**Stated goal**
Identify and reproduce every line holding the string "depth".

**Dataset entries**

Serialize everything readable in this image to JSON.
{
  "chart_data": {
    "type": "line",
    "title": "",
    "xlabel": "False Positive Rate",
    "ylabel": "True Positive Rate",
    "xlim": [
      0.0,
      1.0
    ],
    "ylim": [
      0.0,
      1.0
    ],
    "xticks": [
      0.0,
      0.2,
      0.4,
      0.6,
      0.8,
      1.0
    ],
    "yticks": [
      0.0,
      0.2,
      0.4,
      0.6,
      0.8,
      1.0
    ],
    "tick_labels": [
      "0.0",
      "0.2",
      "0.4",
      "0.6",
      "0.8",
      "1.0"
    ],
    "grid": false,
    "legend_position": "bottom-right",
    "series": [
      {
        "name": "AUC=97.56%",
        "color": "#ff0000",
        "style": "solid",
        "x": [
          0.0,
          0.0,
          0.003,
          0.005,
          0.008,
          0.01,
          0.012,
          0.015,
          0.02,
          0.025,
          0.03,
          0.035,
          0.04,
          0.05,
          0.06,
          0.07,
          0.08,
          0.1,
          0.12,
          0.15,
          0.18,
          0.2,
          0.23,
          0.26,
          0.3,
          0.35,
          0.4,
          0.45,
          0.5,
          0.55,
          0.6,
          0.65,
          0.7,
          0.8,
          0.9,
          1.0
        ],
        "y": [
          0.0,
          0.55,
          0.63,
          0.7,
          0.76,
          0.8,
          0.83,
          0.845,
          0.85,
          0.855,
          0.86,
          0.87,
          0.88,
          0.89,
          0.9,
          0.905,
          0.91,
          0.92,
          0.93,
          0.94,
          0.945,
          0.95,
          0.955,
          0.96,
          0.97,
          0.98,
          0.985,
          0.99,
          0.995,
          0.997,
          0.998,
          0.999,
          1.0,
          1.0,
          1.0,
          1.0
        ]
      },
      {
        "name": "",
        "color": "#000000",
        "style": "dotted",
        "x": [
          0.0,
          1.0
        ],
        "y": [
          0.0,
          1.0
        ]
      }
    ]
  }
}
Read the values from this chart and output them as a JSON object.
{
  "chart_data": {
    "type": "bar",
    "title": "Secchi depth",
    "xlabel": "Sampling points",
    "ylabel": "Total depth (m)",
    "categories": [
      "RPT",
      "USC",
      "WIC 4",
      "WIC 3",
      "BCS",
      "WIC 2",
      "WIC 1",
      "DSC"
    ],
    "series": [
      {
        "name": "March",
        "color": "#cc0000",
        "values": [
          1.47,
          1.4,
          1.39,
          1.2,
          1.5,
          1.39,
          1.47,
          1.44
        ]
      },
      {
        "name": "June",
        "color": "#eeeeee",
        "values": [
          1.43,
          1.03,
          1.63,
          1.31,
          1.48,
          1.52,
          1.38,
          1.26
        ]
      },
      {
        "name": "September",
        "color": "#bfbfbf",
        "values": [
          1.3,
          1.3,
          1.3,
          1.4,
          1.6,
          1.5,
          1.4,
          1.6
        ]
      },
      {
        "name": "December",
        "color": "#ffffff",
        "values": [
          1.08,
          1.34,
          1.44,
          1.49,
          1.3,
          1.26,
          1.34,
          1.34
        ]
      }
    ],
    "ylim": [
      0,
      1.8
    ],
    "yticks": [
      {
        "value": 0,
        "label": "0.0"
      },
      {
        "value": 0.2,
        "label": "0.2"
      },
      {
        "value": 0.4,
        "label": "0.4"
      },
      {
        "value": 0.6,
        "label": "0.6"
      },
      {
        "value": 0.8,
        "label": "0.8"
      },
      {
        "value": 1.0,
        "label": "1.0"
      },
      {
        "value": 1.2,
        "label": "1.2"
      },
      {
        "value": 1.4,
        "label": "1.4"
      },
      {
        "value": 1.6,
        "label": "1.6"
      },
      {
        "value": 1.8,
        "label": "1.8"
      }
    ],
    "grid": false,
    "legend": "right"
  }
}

**Result of this exercise**
    "title": "Secchi depth",
    "ylabel": "Total depth (m)",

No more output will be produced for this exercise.